The task:
Rewrite these rows with every "portlight" changed to "porthole", leaving everything else untouched.
---------------
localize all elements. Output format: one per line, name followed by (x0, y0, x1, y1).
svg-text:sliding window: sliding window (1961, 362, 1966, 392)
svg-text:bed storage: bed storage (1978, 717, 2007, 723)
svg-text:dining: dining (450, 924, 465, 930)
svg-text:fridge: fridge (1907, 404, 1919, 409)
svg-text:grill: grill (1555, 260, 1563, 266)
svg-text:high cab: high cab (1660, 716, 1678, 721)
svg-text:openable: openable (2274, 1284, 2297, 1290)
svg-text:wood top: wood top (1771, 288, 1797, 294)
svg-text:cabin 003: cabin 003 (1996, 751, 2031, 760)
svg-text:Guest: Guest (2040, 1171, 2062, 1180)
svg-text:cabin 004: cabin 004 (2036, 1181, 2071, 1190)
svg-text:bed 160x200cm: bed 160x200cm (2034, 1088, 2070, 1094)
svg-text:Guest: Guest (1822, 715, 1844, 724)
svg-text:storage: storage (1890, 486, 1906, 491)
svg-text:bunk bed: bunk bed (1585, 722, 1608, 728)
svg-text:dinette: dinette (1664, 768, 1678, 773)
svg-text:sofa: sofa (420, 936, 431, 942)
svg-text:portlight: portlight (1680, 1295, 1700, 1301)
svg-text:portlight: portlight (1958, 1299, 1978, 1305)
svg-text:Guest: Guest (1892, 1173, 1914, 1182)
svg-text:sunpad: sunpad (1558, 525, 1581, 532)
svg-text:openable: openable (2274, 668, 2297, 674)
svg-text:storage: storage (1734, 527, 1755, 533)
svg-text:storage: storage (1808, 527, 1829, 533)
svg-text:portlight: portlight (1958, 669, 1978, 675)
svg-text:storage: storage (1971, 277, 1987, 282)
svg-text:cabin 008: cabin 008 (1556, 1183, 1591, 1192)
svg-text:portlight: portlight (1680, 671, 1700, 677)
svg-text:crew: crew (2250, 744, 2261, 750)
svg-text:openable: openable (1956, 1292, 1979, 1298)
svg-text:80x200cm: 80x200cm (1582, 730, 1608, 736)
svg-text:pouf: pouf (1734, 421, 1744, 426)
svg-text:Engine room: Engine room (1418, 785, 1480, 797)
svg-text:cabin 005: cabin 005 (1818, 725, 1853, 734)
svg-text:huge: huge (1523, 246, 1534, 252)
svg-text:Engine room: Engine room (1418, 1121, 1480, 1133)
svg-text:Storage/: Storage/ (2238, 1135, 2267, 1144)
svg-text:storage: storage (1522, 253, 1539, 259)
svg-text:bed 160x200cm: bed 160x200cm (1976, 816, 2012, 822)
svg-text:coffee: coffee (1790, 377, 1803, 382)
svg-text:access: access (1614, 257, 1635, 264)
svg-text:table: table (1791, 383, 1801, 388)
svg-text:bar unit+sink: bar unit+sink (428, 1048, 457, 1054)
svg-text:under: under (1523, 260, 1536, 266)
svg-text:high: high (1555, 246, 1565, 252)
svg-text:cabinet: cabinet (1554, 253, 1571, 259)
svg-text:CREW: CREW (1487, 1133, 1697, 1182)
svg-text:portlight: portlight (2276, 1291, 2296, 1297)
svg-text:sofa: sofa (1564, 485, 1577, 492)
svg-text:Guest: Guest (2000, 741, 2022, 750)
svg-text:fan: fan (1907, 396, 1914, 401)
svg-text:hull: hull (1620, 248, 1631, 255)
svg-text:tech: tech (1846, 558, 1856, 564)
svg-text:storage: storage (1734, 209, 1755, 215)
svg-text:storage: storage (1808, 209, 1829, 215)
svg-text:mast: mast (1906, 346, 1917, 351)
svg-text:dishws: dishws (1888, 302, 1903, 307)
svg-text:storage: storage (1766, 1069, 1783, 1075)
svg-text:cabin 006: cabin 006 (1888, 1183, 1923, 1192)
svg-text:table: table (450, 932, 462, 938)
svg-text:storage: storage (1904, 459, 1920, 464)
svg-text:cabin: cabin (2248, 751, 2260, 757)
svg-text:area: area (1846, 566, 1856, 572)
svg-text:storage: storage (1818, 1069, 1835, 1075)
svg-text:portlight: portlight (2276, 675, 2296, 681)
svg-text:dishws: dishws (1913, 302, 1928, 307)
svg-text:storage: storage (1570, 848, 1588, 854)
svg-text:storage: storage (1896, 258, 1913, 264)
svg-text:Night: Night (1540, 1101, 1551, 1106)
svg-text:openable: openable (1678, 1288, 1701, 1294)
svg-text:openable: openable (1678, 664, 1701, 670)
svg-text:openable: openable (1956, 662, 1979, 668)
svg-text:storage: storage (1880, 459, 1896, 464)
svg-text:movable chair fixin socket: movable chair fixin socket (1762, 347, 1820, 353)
---------------
Exercise solution:
localize all elements. Output format: one per line, name followed by (x0, y0, x1, y1).
svg-text:sliding window: sliding window (1961, 362, 1966, 392)
svg-text:bed storage: bed storage (1978, 717, 2007, 723)
svg-text:dining: dining (450, 924, 465, 930)
svg-text:fridge: fridge (1907, 404, 1919, 409)
svg-text:grill: grill (1555, 260, 1563, 266)
svg-text:high cab: high cab (1660, 716, 1678, 721)
svg-text:openable: openable (2274, 1284, 2297, 1290)
svg-text:wood top: wood top (1771, 288, 1797, 294)
svg-text:cabin 003: cabin 003 (1996, 751, 2031, 760)
svg-text:Guest: Guest (2040, 1171, 2062, 1180)
svg-text:cabin 004: cabin 004 (2036, 1181, 2071, 1190)
svg-text:bed 160x200cm: bed 160x200cm (2034, 1088, 2070, 1094)
svg-text:Guest: Guest (1822, 715, 1844, 724)
svg-text:storage: storage (1890, 486, 1906, 491)
svg-text:bunk bed: bunk bed (1585, 722, 1608, 728)
svg-text:dinette: dinette (1664, 768, 1678, 773)
svg-text:sofa: sofa (420, 936, 431, 942)
svg-text:porthole: porthole (1680, 1295, 1700, 1301)
svg-text:porthole: porthole (1958, 1299, 1978, 1305)
svg-text:Guest: Guest (1892, 1173, 1914, 1182)
svg-text:sunpad: sunpad (1558, 525, 1581, 532)
svg-text:openable: openable (2274, 668, 2297, 674)
svg-text:storage: storage (1734, 527, 1755, 533)
svg-text:storage: storage (1808, 527, 1829, 533)
svg-text:porthole: porthole (1958, 669, 1978, 675)
svg-text:storage: storage (1971, 277, 1987, 282)
svg-text:cabin 008: cabin 008 (1556, 1183, 1591, 1192)
svg-text:porthole: porthole (1680, 671, 1700, 677)
svg-text:crew: crew (2250, 744, 2261, 750)
svg-text:openable: openable (1956, 1292, 1979, 1298)
svg-text:80x200cm: 80x200cm (1582, 730, 1608, 736)
svg-text:pouf: pouf (1734, 421, 1744, 426)
svg-text:Engine room: Engine room (1418, 785, 1480, 797)
svg-text:cabin 005: cabin 005 (1818, 725, 1853, 734)
svg-text:huge: huge (1523, 246, 1534, 252)
svg-text:Engine room: Engine room (1418, 1121, 1480, 1133)
svg-text:Storage/: Storage/ (2238, 1135, 2267, 1144)
svg-text:storage: storage (1522, 253, 1539, 259)
svg-text:bed 160x200cm: bed 160x200cm (1976, 816, 2012, 822)
svg-text:coffee: coffee (1790, 377, 1803, 382)
svg-text:access: access (1614, 257, 1635, 264)
svg-text:table: table (1791, 383, 1801, 388)
svg-text:bar unit+sink: bar unit+sink (428, 1048, 457, 1054)
svg-text:under: under (1523, 260, 1536, 266)
svg-text:high: high (1555, 246, 1565, 252)
svg-text:cabinet: cabinet (1554, 253, 1571, 259)
svg-text:CREW: CREW (1487, 1133, 1697, 1182)
svg-text:porthole: porthole (2276, 1291, 2296, 1297)
svg-text:sofa: sofa (1564, 485, 1577, 492)
svg-text:Guest: Guest (2000, 741, 2022, 750)
svg-text:fan: fan (1907, 396, 1914, 401)
svg-text:hull: hull (1620, 248, 1631, 255)
svg-text:tech: tech (1846, 558, 1856, 564)
svg-text:storage: storage (1734, 209, 1755, 215)
svg-text:storage: storage (1808, 209, 1829, 215)
svg-text:mast: mast (1906, 346, 1917, 351)
svg-text:dishws: dishws (1888, 302, 1903, 307)
svg-text:storage: storage (1766, 1069, 1783, 1075)
svg-text:cabin 006: cabin 006 (1888, 1183, 1923, 1192)
svg-text:table: table (450, 932, 462, 938)
svg-text:storage: storage (1904, 459, 1920, 464)
svg-text:cabin: cabin (2248, 751, 2260, 757)
svg-text:area: area (1846, 566, 1856, 572)
svg-text:storage: storage (1818, 1069, 1835, 1075)
svg-text:porthole: porthole (2276, 675, 2296, 681)
svg-text:dishws: dishws (1913, 302, 1928, 307)
svg-text:storage: storage (1570, 848, 1588, 854)
svg-text:storage: storage (1896, 258, 1913, 264)
svg-text:Night: Night (1540, 1101, 1551, 1106)
svg-text:openable: openable (1678, 1288, 1701, 1294)
svg-text:openable: openable (1678, 664, 1701, 670)
svg-text:openable: openable (1956, 662, 1979, 668)
svg-text:storage: storage (1880, 459, 1896, 464)
svg-text:movable chair fixin socket: movable chair fixin socket (1762, 347, 1820, 353)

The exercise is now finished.